start Material for the task

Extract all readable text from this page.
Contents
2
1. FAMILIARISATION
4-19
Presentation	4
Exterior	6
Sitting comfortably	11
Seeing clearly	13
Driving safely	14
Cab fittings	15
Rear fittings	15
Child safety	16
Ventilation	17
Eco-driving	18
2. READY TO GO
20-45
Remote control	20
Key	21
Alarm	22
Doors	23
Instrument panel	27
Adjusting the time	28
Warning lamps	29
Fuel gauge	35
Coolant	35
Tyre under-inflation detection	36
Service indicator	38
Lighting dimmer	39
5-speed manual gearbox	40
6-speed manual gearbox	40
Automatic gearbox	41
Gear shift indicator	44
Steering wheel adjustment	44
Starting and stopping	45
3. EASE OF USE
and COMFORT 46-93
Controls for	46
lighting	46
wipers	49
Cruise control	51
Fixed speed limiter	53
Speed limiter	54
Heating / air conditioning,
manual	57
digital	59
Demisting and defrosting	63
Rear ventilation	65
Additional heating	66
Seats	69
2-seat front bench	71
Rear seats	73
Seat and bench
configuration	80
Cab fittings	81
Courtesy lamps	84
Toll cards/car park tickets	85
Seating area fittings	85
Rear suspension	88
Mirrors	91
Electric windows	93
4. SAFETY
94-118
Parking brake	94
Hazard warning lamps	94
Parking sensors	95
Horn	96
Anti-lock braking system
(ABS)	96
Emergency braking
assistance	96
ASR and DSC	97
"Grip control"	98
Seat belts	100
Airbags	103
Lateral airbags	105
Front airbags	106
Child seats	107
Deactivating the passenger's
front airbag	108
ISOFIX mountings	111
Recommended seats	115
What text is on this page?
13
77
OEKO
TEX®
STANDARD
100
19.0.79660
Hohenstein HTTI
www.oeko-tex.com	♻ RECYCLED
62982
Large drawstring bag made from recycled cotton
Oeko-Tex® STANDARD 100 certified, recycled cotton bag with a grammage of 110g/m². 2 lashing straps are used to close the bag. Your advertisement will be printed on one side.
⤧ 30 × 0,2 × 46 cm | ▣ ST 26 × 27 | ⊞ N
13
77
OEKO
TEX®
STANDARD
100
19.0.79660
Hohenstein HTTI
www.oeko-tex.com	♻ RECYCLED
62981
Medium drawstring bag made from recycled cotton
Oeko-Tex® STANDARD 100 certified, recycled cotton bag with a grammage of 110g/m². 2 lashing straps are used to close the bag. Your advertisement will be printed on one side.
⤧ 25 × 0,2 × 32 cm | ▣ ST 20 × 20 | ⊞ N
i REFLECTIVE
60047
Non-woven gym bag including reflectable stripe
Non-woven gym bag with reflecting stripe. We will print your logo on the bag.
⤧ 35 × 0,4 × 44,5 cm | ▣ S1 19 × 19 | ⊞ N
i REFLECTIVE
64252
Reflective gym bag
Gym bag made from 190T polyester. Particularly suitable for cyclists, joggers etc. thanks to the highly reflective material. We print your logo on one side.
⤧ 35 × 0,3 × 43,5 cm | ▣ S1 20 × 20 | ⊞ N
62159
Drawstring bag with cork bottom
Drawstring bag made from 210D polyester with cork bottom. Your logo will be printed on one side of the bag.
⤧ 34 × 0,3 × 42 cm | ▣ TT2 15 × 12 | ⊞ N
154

end Material for the task

> _Task goal_
Search the data above for lines holding "cork" and copy each of them.

> _Exercise response_
Drawstring bag with cork bottom
Drawstring bag made from 210D polyester with cork bottom. Your logo will be printed on one side of the bag.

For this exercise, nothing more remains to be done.